- **What is asked**
1. In the mitigation passage, where should rated barriers be placed to thwart the hostile vehicle threat?
2. Retype the mitigation passage from "Chances are you" up to and including "a terrorist act.".

Start of Source passage

Mitigation strategies for any type of criminal activity, including terrorism, must be in place before the event occurs.  So, we want to deter the activity from occurring in the first place and then delay it so that it can be noticed and responded to by trained forces.  And finally, in the unlikely event it does occur we want to reduce it effects as much as possible.

In the case of IEDs, we want to move vehicle parking away for places where large numbers of people gather and prevent the placement of unidentified objects near buildings. 

To thwart the hostile vehicle threat, we need to place rated barriers between vehicle traffic and people, especially where large numbers of people gather; i.e., street fairs, sidewalks or pedestrian zones.

Since police departments and some security companies are teaching people to “Run-Hide-Fight, which actually means hide, we need to create spaces that actually offer protection.  Two protective options are, 1) retrofitting walls with rated ballistic materials; so that when people do hide they are actually protected and 2) limit movement of the person with the gun. 

Note, there will always be some level of risk no matter how much you plan and implement countermeasures.  The goal is to reduce the risk to a level you can accept and to continually analyze and make changes when warranted.  When you hear or see something in the news, you should ask yourself, “Can that happen here?”  If the answer is “Yes”, then you should take actions to change that to a “No”.

Chances are you are not going to become a victim of a terrorist attack; however, there is a greater likelihood that you will become a victim of a criminal act that resembles a terrorist act.

End of Source passage
Start of Extracted records

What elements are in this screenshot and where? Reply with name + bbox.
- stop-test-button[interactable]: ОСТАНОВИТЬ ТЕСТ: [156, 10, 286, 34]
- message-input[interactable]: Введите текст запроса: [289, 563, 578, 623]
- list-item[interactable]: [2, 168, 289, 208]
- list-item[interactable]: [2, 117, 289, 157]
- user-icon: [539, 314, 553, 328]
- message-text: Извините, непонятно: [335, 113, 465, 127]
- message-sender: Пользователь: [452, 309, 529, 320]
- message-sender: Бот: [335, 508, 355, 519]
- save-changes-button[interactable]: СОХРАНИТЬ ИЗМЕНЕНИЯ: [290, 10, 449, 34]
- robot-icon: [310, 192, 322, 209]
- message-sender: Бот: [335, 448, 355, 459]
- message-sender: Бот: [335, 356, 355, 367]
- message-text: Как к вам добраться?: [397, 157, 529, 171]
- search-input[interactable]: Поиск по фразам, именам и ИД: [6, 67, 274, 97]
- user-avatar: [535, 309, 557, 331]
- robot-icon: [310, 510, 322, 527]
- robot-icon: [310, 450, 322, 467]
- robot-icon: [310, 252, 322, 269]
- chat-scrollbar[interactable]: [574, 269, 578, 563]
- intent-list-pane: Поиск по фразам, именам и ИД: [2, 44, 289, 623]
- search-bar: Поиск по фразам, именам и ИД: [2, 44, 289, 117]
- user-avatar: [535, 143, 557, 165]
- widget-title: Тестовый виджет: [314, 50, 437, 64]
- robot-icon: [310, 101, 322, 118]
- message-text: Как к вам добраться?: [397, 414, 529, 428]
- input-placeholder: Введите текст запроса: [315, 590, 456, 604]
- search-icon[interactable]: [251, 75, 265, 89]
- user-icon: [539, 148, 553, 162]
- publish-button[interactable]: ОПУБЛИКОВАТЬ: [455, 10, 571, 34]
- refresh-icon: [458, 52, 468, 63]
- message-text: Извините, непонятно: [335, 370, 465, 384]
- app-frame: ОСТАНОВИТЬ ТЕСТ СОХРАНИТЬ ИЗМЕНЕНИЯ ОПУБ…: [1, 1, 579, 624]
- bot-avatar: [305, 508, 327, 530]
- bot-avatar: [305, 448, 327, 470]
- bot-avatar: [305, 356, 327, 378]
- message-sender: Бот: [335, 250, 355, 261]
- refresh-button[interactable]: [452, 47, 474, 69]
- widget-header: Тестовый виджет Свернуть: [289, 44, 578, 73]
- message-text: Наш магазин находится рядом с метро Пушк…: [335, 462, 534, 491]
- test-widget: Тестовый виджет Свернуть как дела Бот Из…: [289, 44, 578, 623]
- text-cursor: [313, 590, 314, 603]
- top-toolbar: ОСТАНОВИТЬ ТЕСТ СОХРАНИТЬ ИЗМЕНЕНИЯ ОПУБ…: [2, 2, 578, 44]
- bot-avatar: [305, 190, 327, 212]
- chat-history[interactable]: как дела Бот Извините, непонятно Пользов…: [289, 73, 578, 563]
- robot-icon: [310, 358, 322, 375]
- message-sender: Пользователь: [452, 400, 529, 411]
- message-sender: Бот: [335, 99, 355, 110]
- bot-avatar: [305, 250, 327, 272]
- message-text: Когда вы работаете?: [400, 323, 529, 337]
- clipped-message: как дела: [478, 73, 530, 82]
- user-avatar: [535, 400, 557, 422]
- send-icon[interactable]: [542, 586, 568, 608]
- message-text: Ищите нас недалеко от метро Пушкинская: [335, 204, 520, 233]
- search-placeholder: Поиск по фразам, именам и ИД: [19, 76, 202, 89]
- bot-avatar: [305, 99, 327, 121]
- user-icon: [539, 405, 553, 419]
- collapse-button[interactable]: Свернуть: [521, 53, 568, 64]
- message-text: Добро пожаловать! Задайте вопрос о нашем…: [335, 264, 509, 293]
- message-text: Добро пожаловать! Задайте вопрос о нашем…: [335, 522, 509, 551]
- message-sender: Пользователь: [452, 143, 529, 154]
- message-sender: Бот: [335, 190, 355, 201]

End of Extracted records

- **Solved problems**
1. Between vehicle traffic and people, especially where large numbers of people gather.

2.
Chances are you are not going to become a victim of a terrorist attack; however, there is a greater likelihood that you will become a victim of a criminal act that resembles a terrorist act.